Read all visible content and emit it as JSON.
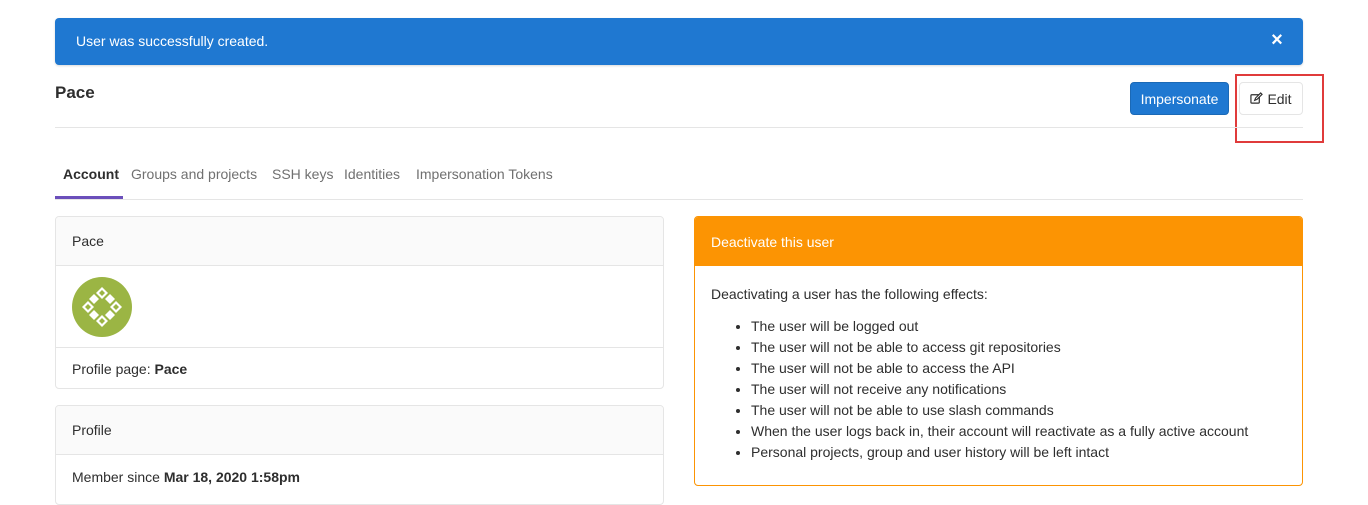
{
  "flash": {
    "message": "User was successfully created.",
    "close_icon": "close-icon",
    "close_glyph": "×"
  },
  "header": {
    "title": "Pace",
    "impersonate_label": "Impersonate",
    "edit_label": "Edit",
    "edit_icon": "pencil-square-icon"
  },
  "tabs": [
    {
      "label": "Account",
      "active": true
    },
    {
      "label": "Groups and projects",
      "active": false
    },
    {
      "label": "SSH keys",
      "active": false
    },
    {
      "label": "Identities",
      "active": false
    },
    {
      "label": "Impersonation Tokens",
      "active": false
    }
  ],
  "user_card": {
    "name": "Pace",
    "profile_page_label": "Profile page:",
    "profile_page_value": "Pace"
  },
  "profile_card": {
    "title": "Profile",
    "member_since_label": "Member since",
    "member_since_value": "Mar 18, 2020 1:58pm"
  },
  "deactivate_card": {
    "title": "Deactivate this user",
    "intro": "Deactivating a user has the following effects:",
    "effects": [
      "The user will be logged out",
      "The user will not be able to access git repositories",
      "The user will not be able to access the API",
      "The user will not receive any notifications",
      "The user will not be able to use slash commands",
      "When the user logs back in, their account will reactivate as a fully active account",
      "Personal projects, group and user history will be left intact"
    ]
  },
  "colors": {
    "primary": "#1f78d1",
    "warning": "#fc9403",
    "active_tab": "#6b4fbb",
    "highlight": "#e03b3b"
  }
}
+---+
§ DIRECTIONS
Print the records word for word and exclude any picture they hold.

§ FINAL ANSWER
Read all visible content and emit it as JSON.
{
  "flash": {
    "message": "User was successfully created.",
    "close_icon": "close-icon",
    "close_glyph": "×"
  },
  "header": {
    "title": "Pace",
    "impersonate_label": "Impersonate",
    "edit_label": "Edit",
    "edit_icon": "pencil-square-icon"
  },
  "tabs": [
    {
      "label": "Account",
      "active": true
    },
    {
      "label": "Groups and projects",
      "active": false
    },
    {
      "label": "SSH keys",
      "active": false
    },
    {
      "label": "Identities",
      "active": false
    },
    {
      "label": "Impersonation Tokens",
      "active": false
    }
  ],
  "user_card": {
    "name": "Pace",
    "profile_page_label": "Profile page:",
    "profile_page_value": "Pace"
  },
  "profile_card": {
    "title": "Profile",
    "member_since_label": "Member since",
    "member_since_value": "Mar 18, 2020 1:58pm"
  },
  "deactivate_card": {
    "title": "Deactivate this user",
    "intro": "Deactivating a user has the following effects:",
    "effects": [
      "The user will be logged out",
      "The user will not be able to access git repositories",
      "The user will not be able to access the API",
      "The user will not receive any notifications",
      "The user will not be able to use slash commands",
      "When the user logs back in, their account will reactivate as a fully active account",
      "Personal projects, group and user history will be left intact"
    ]
  },
  "colors": {
    "primary": "#1f78d1",
    "warning": "#fc9403",
    "active_tab": "#6b4fbb",
    "highlight": "#e03b3b"
  }
}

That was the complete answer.